Exercise requirements
Please convert the stretch of records from the line containing "What elements are" through the line containing "table-row[interactable]: + Sphere.003" into a two-column CSV with the headers request and answer. Give one row per request, with its text and its answer each in a single quoted field, line breaks replaced by spaces, and the pictures left out.

Input material
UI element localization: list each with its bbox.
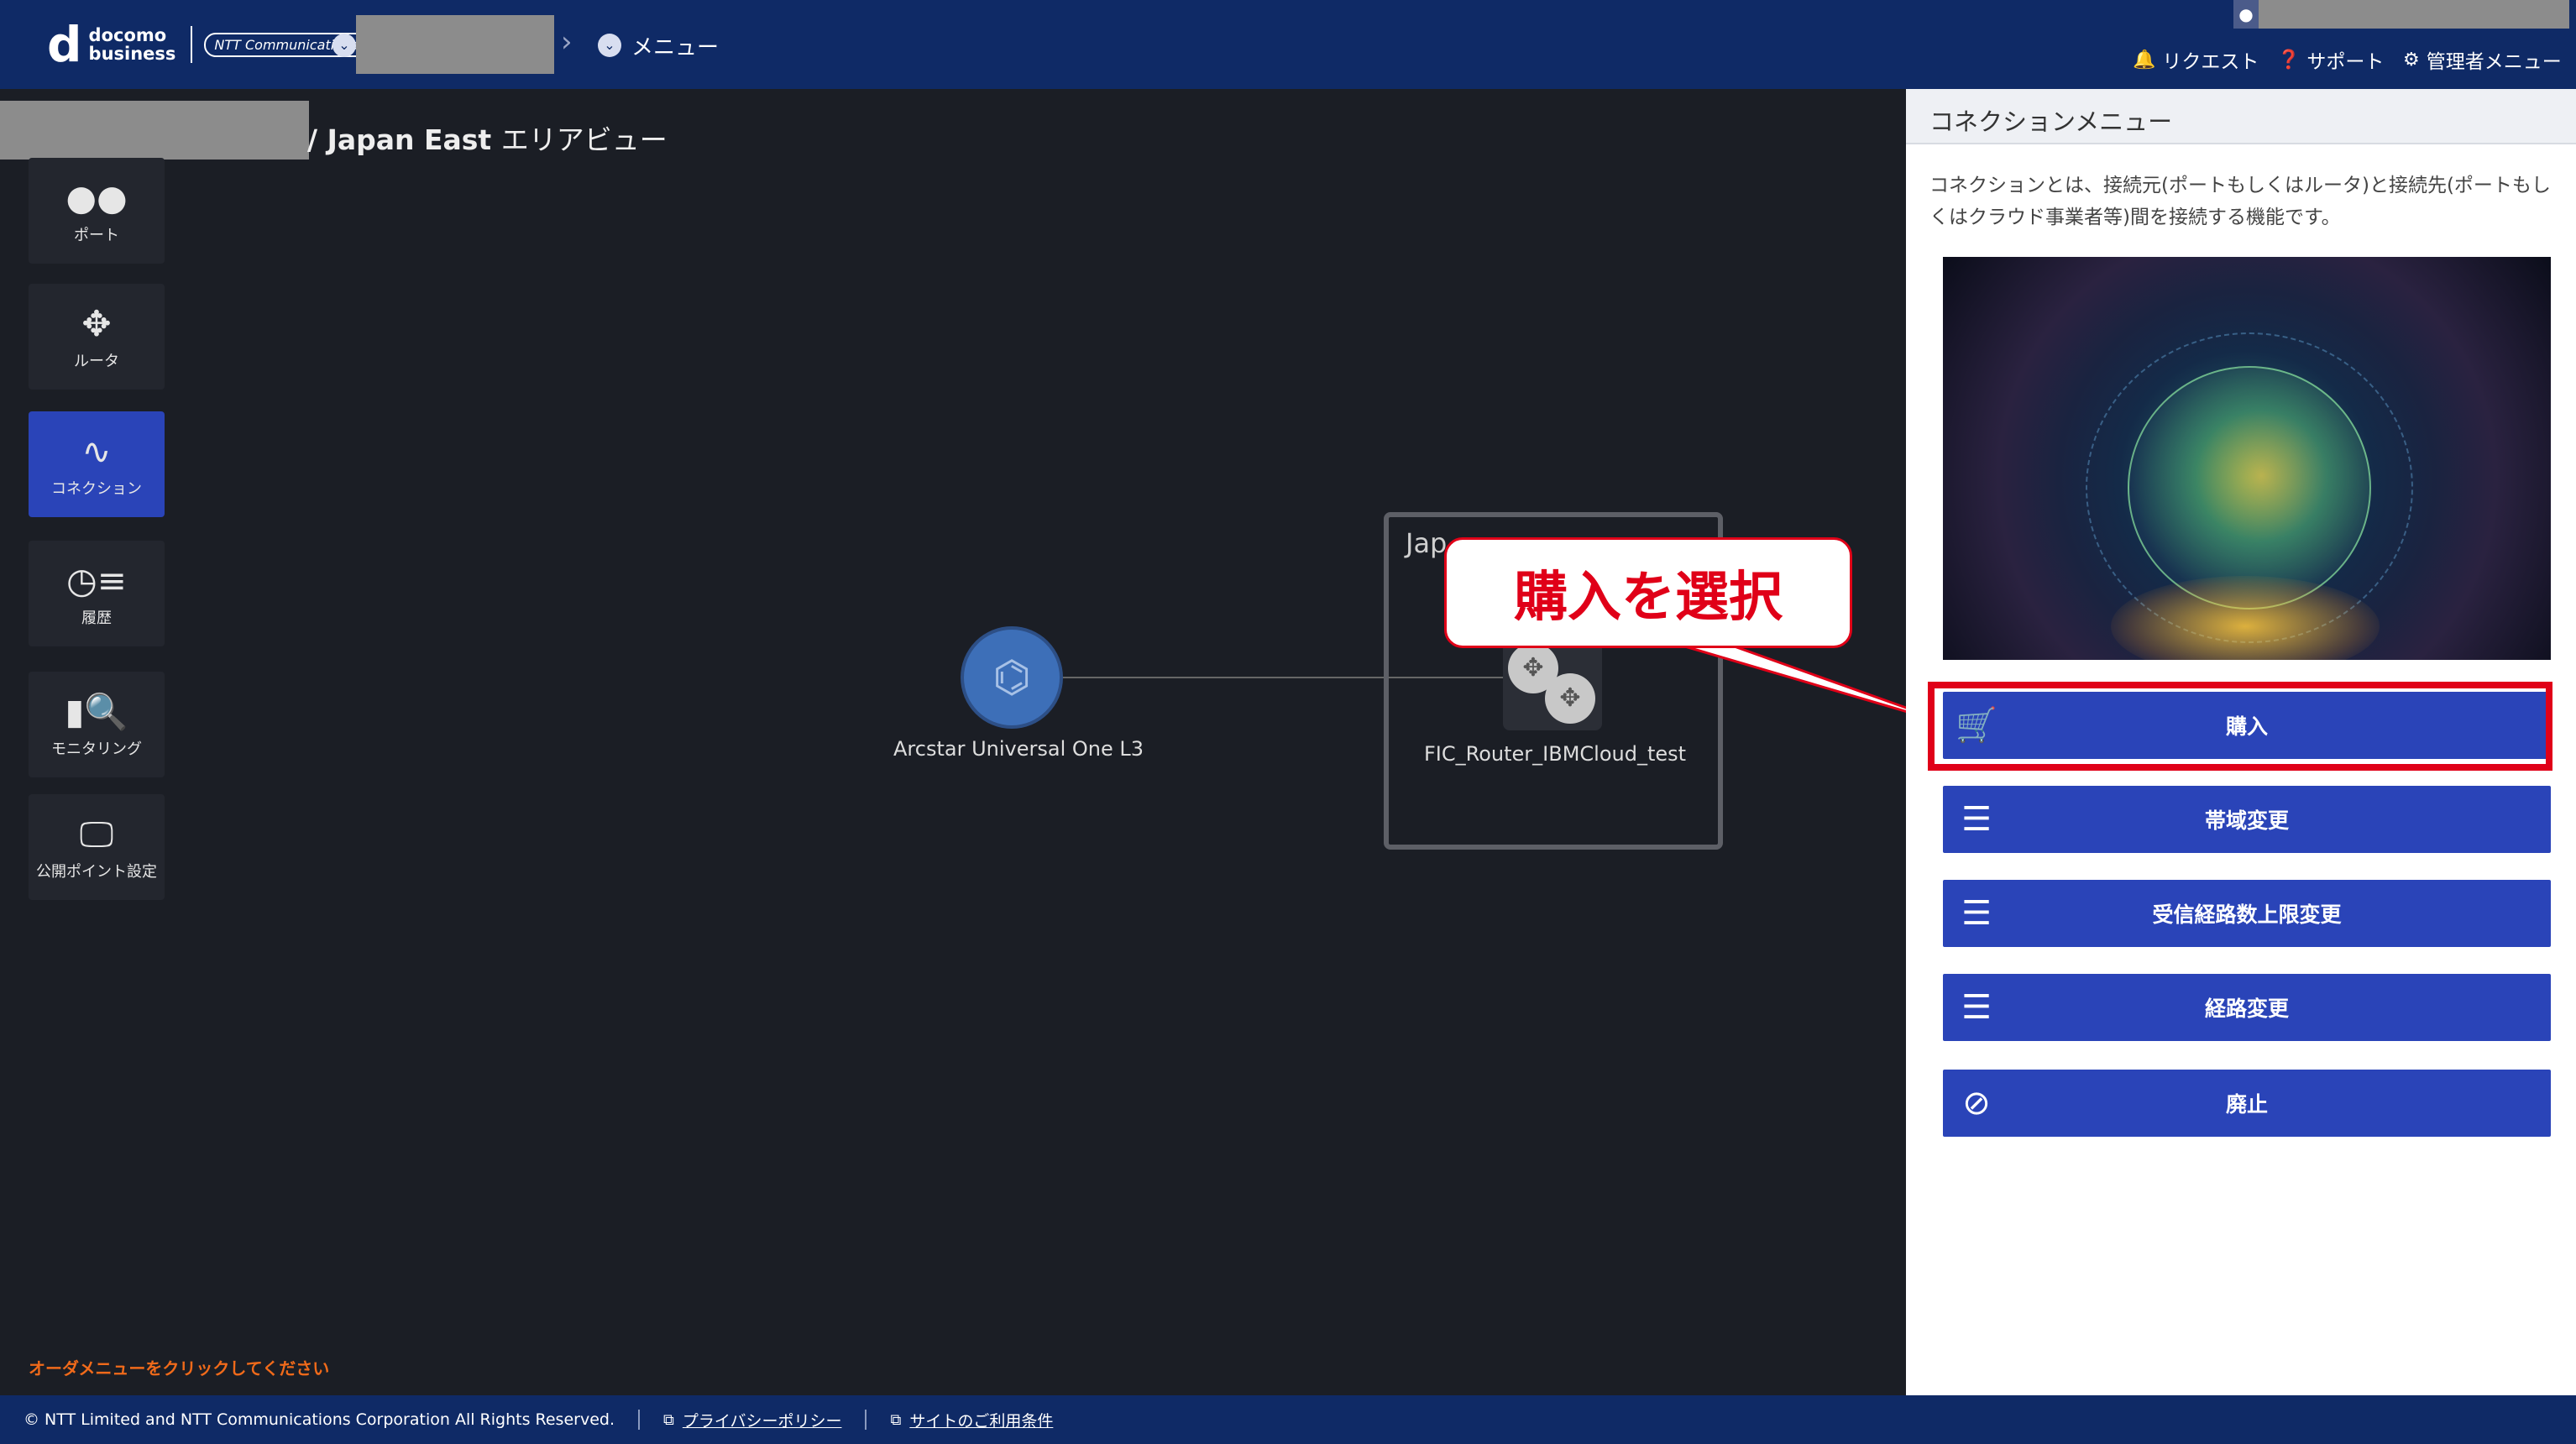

...

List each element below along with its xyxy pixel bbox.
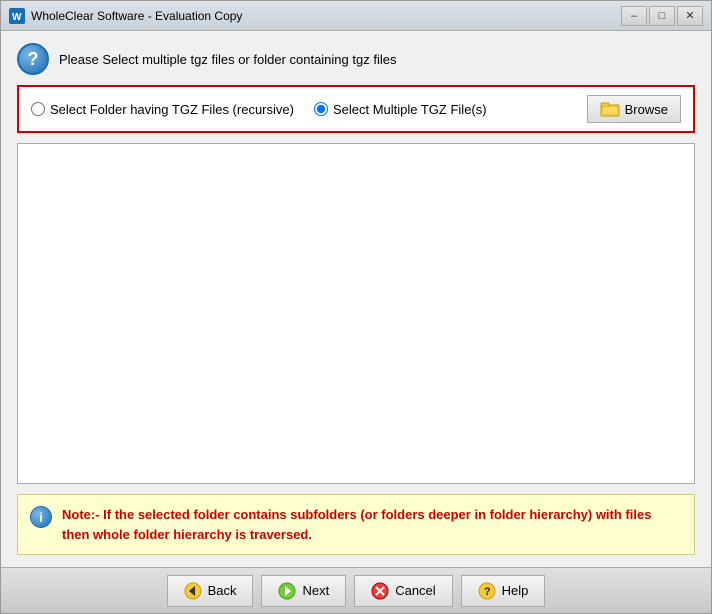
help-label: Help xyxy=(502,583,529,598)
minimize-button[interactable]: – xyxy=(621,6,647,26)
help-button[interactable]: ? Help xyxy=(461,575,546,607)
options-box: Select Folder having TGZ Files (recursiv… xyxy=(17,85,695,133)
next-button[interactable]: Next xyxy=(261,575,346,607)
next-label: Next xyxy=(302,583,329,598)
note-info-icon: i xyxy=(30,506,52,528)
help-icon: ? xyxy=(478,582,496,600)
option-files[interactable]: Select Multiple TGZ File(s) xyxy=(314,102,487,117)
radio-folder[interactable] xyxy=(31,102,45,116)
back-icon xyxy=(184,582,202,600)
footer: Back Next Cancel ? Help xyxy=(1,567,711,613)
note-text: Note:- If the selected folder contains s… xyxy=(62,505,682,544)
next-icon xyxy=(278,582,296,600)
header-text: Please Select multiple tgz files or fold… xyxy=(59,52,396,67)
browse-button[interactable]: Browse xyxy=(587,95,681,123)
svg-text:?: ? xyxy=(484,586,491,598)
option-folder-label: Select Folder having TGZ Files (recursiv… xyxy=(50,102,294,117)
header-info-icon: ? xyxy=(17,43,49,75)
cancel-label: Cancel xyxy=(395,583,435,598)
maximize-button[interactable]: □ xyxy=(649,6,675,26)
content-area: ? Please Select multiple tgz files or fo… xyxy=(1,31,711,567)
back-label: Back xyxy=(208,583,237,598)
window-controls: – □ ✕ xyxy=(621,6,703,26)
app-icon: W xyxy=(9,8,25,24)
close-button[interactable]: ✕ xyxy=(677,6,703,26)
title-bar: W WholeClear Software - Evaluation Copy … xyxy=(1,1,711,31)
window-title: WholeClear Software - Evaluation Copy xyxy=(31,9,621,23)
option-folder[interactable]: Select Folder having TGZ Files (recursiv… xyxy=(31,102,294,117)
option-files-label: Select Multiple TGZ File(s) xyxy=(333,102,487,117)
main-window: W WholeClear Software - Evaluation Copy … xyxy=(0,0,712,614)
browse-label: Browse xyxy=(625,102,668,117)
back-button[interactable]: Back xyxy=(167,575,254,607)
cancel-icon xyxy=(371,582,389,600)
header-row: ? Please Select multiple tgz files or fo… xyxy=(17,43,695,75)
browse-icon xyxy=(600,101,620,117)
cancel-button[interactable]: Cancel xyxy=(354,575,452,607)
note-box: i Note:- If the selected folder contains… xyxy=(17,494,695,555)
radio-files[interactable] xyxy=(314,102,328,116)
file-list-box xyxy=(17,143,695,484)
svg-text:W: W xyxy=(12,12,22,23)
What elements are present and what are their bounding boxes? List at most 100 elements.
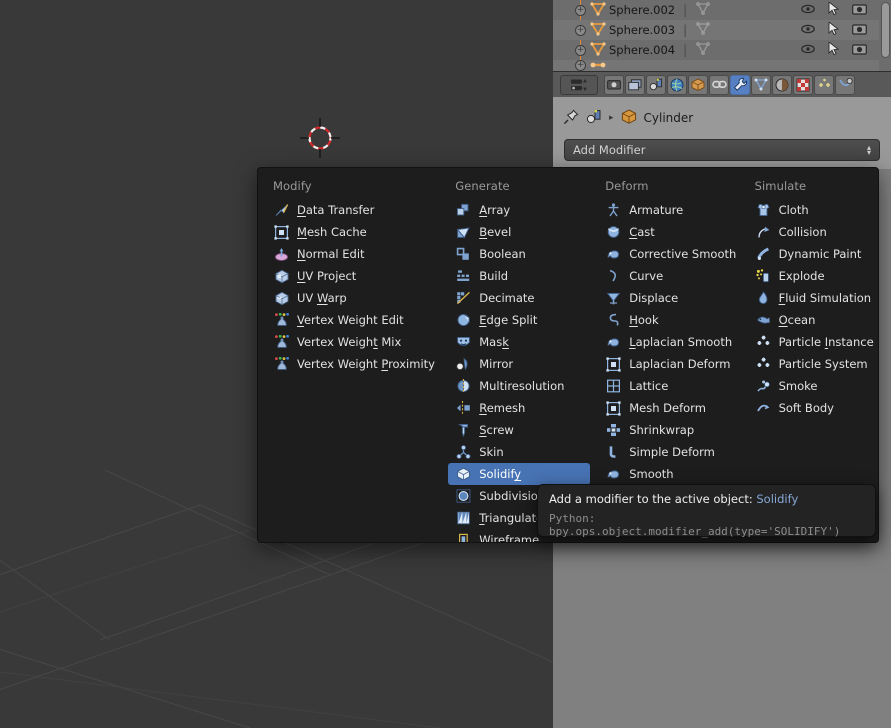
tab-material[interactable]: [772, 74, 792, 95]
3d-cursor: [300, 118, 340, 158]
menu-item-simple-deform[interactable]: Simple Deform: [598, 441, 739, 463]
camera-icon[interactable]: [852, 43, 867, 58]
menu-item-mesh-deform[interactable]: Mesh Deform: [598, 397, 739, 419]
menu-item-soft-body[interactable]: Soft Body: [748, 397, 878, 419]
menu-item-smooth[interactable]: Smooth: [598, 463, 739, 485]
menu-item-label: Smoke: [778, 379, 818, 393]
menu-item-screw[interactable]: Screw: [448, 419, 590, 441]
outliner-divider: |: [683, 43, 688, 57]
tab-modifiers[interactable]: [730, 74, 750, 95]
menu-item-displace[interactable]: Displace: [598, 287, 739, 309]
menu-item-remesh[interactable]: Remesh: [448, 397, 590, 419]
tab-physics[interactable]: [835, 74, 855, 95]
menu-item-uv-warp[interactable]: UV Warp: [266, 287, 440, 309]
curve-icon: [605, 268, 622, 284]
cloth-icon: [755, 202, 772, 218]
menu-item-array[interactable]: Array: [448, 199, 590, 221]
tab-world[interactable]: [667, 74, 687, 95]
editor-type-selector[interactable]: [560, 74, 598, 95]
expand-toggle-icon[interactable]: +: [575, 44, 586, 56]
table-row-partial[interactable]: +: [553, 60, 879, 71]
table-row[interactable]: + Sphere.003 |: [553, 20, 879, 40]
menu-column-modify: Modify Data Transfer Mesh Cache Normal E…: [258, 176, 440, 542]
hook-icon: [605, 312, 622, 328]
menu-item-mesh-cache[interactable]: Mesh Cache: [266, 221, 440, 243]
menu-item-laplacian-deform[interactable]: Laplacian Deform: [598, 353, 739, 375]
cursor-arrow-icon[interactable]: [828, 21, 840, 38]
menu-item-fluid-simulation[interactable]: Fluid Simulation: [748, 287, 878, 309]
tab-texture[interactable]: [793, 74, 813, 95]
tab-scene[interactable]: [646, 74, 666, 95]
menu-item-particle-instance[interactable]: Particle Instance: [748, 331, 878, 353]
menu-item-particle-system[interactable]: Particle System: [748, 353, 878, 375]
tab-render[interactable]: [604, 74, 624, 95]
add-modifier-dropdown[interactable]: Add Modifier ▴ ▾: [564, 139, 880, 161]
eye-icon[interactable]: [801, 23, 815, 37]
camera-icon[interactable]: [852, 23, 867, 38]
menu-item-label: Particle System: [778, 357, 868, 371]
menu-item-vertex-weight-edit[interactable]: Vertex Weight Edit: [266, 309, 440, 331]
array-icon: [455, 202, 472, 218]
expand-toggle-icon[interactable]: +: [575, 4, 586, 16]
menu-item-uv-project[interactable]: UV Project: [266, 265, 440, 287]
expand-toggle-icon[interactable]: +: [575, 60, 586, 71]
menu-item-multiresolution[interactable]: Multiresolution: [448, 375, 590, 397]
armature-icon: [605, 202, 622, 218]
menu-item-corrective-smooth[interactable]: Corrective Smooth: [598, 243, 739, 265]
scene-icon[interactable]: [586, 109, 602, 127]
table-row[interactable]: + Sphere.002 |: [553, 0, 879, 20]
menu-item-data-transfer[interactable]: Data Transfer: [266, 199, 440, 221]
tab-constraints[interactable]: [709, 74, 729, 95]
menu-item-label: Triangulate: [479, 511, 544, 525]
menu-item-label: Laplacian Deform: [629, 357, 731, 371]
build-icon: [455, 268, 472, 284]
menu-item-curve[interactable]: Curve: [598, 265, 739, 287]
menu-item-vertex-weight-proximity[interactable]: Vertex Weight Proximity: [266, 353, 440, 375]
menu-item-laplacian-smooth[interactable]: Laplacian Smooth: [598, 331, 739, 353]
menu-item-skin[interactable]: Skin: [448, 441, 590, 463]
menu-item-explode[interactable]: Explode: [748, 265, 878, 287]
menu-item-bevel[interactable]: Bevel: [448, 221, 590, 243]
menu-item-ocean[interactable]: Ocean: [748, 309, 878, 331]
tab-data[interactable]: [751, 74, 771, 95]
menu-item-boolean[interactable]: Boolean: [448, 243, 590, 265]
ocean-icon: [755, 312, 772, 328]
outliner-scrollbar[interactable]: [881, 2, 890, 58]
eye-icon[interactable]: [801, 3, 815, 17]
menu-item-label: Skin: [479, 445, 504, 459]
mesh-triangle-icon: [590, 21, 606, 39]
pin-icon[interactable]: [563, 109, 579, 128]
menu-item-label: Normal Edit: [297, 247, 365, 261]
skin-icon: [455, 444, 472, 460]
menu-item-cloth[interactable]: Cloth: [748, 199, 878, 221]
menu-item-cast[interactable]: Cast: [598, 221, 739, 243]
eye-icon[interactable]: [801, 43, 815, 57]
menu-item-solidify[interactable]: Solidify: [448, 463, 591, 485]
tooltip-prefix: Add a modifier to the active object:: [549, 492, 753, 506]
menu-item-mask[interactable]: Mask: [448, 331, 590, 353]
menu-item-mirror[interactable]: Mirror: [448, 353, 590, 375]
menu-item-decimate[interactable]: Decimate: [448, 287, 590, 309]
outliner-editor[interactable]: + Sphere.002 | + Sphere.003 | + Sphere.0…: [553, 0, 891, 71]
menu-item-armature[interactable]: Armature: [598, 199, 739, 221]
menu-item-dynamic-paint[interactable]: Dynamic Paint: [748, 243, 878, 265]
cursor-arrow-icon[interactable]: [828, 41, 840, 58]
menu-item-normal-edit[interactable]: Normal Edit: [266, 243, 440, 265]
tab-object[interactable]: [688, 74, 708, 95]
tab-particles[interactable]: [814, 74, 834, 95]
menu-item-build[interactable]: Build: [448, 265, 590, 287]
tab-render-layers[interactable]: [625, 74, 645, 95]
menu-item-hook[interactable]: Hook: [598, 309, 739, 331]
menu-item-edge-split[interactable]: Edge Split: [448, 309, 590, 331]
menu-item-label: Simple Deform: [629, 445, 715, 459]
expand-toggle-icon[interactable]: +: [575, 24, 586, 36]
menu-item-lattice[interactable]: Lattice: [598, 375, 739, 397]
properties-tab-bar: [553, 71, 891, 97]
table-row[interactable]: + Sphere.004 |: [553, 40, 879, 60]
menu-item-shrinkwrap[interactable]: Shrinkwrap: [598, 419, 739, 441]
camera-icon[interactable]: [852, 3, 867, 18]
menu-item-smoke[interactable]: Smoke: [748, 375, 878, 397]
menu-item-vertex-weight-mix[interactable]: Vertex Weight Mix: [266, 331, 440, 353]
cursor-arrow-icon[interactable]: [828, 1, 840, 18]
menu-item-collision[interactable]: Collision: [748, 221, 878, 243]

Exercise output
request,answer
"What elements are present and what are their bounding boxes? List at most 100 elements.","tab-material[interactable]: [772, 74, 792, 95] 3d-cursor: [300, 118, 340, 158] menu-item-simple-deform[interactable]: Simple Deform: [598, 441, 739, 463] camera-icon[interactable]: [852, 43, 867, 58] menu-item-mesh-deform[interactable]: Mesh Deform: [598, 397, 739, 419] menu-item-soft-body[interactable]: Soft Body: [748, 397, 878, 419] menu-item-smooth[interactable]: Smooth: [598, 463, 739, 485] menu-item-label: Smoke: [778, 379, 818, 393] menu-item-screw[interactable]: Screw: [448, 419, 590, 441] outliner-divider: |: [683, 43, 688, 57] tab-modifiers[interactable]: [730, 74, 750, 95] menu-item-displace[interactable]: Displace: [598, 287, 739, 309] menu-item-remesh[interactable]: Remesh: [448, 397, 590, 419] tab-physics[interactable]: [835, 74, 855, 95] menu-item-uv-warp[interactable]: UV Warp: [266, 287, 440, 309] curve-icon: [605, 268, 622, 284] cloth-icon: [755, 202, 772, 218] menu-item-array[interactable]: Array: [448, 199, 590, 221] tab-world[interactable]: [667, 74, 687, 95] editor-type-selector[interactable]: [560, 74, 598, 95] expand-toggle-icon[interactable]: +: [575, 44, 586, 56] table-row-partial[interactable]: +: [553, 60, 879, 71] table-row[interactable]: + Sphere.003 |: [553, 20, 879, 40]"